[Records from a data source]
==========

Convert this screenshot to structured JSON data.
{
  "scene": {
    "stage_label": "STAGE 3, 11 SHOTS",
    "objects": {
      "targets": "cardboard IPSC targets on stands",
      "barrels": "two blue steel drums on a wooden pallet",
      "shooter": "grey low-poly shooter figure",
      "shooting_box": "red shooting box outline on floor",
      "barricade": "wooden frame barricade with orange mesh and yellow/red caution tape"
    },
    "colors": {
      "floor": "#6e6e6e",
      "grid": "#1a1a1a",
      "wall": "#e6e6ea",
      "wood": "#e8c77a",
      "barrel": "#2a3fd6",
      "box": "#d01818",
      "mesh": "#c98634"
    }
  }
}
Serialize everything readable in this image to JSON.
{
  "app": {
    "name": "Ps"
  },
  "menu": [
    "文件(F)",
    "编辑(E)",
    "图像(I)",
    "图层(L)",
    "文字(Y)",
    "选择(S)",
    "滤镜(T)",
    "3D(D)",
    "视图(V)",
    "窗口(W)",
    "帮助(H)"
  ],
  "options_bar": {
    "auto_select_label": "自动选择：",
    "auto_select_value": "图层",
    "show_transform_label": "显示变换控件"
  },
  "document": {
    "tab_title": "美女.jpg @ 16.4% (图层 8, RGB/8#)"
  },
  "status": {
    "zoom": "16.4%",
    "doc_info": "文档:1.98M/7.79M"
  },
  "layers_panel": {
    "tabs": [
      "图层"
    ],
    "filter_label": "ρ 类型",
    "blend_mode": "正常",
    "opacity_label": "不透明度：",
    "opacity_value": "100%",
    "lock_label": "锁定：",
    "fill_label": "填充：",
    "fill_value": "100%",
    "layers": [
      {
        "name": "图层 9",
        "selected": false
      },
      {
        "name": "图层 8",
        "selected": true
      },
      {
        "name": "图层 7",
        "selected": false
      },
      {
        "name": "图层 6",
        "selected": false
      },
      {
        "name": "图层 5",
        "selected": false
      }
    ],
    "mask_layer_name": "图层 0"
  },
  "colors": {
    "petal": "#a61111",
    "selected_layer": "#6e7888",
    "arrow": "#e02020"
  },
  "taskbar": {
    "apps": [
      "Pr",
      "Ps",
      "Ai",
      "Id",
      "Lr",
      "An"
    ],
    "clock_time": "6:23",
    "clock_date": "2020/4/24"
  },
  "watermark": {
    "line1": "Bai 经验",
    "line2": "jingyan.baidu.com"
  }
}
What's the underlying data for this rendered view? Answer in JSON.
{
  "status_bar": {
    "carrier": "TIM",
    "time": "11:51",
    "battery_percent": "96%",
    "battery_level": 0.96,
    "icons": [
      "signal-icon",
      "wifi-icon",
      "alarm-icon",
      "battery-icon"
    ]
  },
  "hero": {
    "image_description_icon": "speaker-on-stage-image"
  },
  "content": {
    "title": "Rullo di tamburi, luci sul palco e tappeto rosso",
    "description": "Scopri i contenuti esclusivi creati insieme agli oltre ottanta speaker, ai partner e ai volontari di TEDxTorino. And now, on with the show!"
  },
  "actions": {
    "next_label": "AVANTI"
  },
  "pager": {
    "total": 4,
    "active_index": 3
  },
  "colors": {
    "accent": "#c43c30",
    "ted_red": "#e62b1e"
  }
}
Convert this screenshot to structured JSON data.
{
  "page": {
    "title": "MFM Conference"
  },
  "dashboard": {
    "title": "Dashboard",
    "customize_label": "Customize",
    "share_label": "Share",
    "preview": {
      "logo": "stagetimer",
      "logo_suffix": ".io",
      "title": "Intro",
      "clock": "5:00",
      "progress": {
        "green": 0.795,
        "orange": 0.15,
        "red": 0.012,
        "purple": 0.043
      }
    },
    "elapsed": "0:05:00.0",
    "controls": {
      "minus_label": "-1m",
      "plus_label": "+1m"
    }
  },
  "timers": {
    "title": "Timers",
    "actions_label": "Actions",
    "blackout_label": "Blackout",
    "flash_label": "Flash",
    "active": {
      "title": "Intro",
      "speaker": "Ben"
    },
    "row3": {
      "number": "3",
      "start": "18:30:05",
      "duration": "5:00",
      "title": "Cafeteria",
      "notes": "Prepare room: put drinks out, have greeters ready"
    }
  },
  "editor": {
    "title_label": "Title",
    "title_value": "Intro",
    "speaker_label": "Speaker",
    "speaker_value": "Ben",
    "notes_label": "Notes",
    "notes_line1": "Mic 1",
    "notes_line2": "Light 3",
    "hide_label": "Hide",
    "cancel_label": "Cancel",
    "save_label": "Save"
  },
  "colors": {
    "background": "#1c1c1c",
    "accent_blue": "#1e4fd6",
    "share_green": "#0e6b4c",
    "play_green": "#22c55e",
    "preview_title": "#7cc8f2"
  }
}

==========

Directions: Make an exact copy of the data above.

Reply to the task:
Convert this screenshot to structured JSON data.
{
  "scene": {
    "stage_label": "STAGE 3, 11 SHOTS",
    "objects": {
      "targets": "cardboard IPSC targets on stands",
      "barrels": "two blue steel drums on a wooden pallet",
      "shooter": "grey low-poly shooter figure",
      "shooting_box": "red shooting box outline on floor",
      "barricade": "wooden frame barricade with orange mesh and yellow/red caution tape"
    },
    "colors": {
      "floor": "#6e6e6e",
      "grid": "#1a1a1a",
      "wall": "#e6e6ea",
      "wood": "#e8c77a",
      "barrel": "#2a3fd6",
      "box": "#d01818",
      "mesh": "#c98634"
    }
  }
}
Serialize everything readable in this image to JSON.
{
  "app": {
    "name": "Ps"
  },
  "menu": [
    "文件(F)",
    "编辑(E)",
    "图像(I)",
    "图层(L)",
    "文字(Y)",
    "选择(S)",
    "滤镜(T)",
    "3D(D)",
    "视图(V)",
    "窗口(W)",
    "帮助(H)"
  ],
  "options_bar": {
    "auto_select_label": "自动选择：",
    "auto_select_value": "图层",
    "show_transform_label": "显示变换控件"
  },
  "document": {
    "tab_title": "美女.jpg @ 16.4% (图层 8, RGB/8#)"
  },
  "status": {
    "zoom": "16.4%",
    "doc_info": "文档:1.98M/7.79M"
  },
  "layers_panel": {
    "tabs": [
      "图层"
    ],
    "filter_label": "ρ 类型",
    "blend_mode": "正常",
    "opacity_label": "不透明度：",
    "opacity_value": "100%",
    "lock_label": "锁定：",
    "fill_label": "填充：",
    "fill_value": "100%",
    "layers": [
      {
        "name": "图层 9",
        "selected": false
      },
      {
        "name": "图层 8",
        "selected": true
      },
      {
        "name": "图层 7",
        "selected": false
      },
      {
        "name": "图层 6",
        "selected": false
      },
      {
        "name": "图层 5",
        "selected": false
      }
    ],
    "mask_layer_name": "图层 0"
  },
  "colors": {
    "petal": "#a61111",
    "selected_layer": "#6e7888",
    "arrow": "#e02020"
  },
  "taskbar": {
    "apps": [
      "Pr",
      "Ps",
      "Ai",
      "Id",
      "Lr",
      "An"
    ],
    "clock_time": "6:23",
    "clock_date": "2020/4/24"
  },
  "watermark": {
    "line1": "Bai 经验",
    "line2": "jingyan.baidu.com"
  }
}
What's the underlying data for this rendered view? Answer in JSON.
{
  "status_bar": {
    "carrier": "TIM",
    "time": "11:51",
    "battery_percent": "96%",
    "battery_level": 0.96,
    "icons": [
      "signal-icon",
      "wifi-icon",
      "alarm-icon",
      "battery-icon"
    ]
  },
  "hero": {
    "image_description_icon": "speaker-on-stage-image"
  },
  "content": {
    "title": "Rullo di tamburi, luci sul palco e tappeto rosso",
    "description": "Scopri i contenuti esclusivi creati insieme agli oltre ottanta speaker, ai partner e ai volontari di TEDxTorino. And now, on with the show!"
  },
  "actions": {
    "next_label": "AVANTI"
  },
  "pager": {
    "total": 4,
    "active_index": 3
  },
  "colors": {
    "accent": "#c43c30",
    "ted_red": "#e62b1e"
  }
}
Convert this screenshot to structured JSON data.
{
  "page": {
    "title": "MFM Conference"
  },
  "dashboard": {
    "title": "Dashboard",
    "customize_label": "Customize",
    "share_label": "Share",
    "preview": {
      "logo": "stagetimer",
      "logo_suffix": ".io",
      "title": "Intro",
      "clock": "5:00",
      "progress": {
        "green": 0.795,
        "orange": 0.15,
        "red": 0.012,
        "purple": 0.043
      }
    },
    "elapsed": "0:05:00.0",
    "controls": {
      "minus_label": "-1m",
      "plus_label": "+1m"
    }
  },
  "timers": {
    "title": "Timers",
    "actions_label": "Actions",
    "blackout_label": "Blackout",
    "flash_label": "Flash",
    "active": {
      "title": "Intro",
      "speaker": "Ben"
    },
    "row3": {
      "number": "3",
      "start": "18:30:05",
      "duration": "5:00",
      "title": "Cafeteria",
      "notes": "Prepare room: put drinks out, have greeters ready"
    }
  },
  "editor": {
    "title_label": "Title",
    "title_value": "Intro",
    "speaker_label": "Speaker",
    "speaker_value": "Ben",
    "notes_label": "Notes",
    "notes_line1": "Mic 1",
    "notes_line2": "Light 3",
    "hide_label": "Hide",
    "cancel_label": "Cancel",
    "save_label": "Save"
  },
  "colors": {
    "background": "#1c1c1c",
    "accent_blue": "#1e4fd6",
    "share_green": "#0e6b4c",
    "play_green": "#22c55e",
    "preview_title": "#7cc8f2"
  }
}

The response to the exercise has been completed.